*INSTRUCTIONS TO FOLLOW*
Count the lines in the entries below that contain the string "flag" and reply with only that number.

++++++

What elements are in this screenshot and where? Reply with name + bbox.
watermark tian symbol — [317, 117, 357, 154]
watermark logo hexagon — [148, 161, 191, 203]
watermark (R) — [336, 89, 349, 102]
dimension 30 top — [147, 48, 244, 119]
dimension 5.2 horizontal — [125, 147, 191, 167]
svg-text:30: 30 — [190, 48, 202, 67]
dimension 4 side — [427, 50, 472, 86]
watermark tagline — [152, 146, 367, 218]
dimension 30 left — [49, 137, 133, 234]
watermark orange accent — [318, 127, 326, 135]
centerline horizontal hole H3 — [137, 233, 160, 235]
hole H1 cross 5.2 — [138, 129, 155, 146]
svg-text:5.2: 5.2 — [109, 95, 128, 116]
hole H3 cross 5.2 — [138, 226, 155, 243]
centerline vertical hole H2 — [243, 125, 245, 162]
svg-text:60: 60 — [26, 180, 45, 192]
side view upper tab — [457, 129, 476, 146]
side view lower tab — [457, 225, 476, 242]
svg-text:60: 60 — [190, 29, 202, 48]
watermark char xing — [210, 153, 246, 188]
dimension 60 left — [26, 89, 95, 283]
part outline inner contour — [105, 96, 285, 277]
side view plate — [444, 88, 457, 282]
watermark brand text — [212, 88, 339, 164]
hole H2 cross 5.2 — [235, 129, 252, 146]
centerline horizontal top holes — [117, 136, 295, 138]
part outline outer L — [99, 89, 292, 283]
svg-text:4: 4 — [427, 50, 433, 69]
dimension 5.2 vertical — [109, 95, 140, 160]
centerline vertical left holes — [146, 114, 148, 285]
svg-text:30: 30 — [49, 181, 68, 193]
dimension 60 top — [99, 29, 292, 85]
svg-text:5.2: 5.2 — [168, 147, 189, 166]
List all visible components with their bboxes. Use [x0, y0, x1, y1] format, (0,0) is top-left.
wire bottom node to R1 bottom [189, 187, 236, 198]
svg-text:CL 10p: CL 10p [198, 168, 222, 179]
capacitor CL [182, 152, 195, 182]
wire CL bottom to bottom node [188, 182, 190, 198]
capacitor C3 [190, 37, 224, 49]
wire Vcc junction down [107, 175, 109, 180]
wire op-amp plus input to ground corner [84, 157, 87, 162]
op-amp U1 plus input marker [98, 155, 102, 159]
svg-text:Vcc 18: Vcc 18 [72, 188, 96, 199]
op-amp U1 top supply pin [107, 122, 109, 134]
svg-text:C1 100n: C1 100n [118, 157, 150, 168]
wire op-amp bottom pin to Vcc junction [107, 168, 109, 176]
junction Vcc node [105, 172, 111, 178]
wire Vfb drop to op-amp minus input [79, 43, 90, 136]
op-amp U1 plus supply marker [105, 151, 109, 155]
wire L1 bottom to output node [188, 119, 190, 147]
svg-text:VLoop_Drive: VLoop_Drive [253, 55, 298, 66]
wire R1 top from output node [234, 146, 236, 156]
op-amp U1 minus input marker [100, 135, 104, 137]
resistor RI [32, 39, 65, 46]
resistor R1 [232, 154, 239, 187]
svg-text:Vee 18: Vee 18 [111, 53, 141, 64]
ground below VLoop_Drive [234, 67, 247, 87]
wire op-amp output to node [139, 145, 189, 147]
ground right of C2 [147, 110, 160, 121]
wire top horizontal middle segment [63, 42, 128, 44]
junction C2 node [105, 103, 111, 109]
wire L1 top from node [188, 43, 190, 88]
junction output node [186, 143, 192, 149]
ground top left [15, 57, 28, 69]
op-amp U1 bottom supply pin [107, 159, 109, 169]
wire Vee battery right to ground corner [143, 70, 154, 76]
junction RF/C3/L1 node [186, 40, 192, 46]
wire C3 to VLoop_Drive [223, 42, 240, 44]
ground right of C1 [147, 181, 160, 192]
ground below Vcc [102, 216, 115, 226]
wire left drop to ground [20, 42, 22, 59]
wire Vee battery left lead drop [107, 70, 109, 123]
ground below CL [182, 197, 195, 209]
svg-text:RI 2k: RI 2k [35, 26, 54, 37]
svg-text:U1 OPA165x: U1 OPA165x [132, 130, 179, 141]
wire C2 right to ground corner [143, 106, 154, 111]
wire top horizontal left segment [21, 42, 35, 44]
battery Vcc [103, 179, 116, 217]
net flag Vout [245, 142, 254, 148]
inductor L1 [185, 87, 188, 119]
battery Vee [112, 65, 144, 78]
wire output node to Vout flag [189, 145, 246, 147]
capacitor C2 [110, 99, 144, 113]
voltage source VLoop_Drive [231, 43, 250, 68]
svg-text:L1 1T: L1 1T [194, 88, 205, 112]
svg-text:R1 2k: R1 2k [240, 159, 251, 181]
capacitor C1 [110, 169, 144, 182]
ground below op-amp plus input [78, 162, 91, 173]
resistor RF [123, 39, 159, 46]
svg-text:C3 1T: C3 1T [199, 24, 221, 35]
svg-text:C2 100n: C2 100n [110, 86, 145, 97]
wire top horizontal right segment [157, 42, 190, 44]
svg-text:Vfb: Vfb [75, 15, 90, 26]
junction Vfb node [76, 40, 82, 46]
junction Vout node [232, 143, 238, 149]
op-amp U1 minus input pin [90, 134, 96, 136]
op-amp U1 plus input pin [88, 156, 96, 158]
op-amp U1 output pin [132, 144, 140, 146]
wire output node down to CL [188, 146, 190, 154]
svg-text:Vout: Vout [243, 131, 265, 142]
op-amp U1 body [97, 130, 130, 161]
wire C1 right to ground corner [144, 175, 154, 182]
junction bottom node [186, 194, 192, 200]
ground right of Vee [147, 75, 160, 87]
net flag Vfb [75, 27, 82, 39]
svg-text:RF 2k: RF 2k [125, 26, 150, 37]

++++++

*RESPONSE BELOW*
3